• Task objective: What follows is a listing; restate every line of it word for word.

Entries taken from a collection
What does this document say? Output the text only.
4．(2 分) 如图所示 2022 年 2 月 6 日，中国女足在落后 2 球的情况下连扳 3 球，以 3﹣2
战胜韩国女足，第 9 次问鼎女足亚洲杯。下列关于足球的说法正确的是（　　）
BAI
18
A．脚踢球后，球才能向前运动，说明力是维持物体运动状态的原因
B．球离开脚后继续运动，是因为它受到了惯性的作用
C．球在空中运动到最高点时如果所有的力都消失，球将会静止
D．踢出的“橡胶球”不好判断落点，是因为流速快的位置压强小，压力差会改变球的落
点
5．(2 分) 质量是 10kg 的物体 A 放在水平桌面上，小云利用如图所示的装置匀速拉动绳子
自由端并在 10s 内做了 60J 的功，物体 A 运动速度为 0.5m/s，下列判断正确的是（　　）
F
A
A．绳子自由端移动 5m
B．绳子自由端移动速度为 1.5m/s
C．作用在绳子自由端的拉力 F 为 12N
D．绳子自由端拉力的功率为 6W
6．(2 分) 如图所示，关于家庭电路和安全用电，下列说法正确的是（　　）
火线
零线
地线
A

• Answer in full:
What does this document say? Output the text only.
4．(2 分) 如图所示 2022 年 2 月 6 日，中国女足在落后 2 球的情况下连扳 3 球，以 3﹣2
战胜韩国女足，第 9 次问鼎女足亚洲杯。下列关于足球的说法正确的是（　　）
BAI
18
A．脚踢球后，球才能向前运动，说明力是维持物体运动状态的原因
B．球离开脚后继续运动，是因为它受到了惯性的作用
C．球在空中运动到最高点时如果所有的力都消失，球将会静止
D．踢出的“橡胶球”不好判断落点，是因为流速快的位置压强小，压力差会改变球的落
点
5．(2 分) 质量是 10kg 的物体 A 放在水平桌面上，小云利用如图所示的装置匀速拉动绳子
自由端并在 10s 内做了 60J 的功，物体 A 运动速度为 0.5m/s，下列判断正确的是（　　）
F
A
A．绳子自由端移动 5m
B．绳子自由端移动速度为 1.5m/s
C．作用在绳子自由端的拉力 F 为 12N
D．绳子自由端拉力的功率为 6W
6．(2 分) 如图所示，关于家庭电路和安全用电，下列说法正确的是（　　）
火线
零线
地线
A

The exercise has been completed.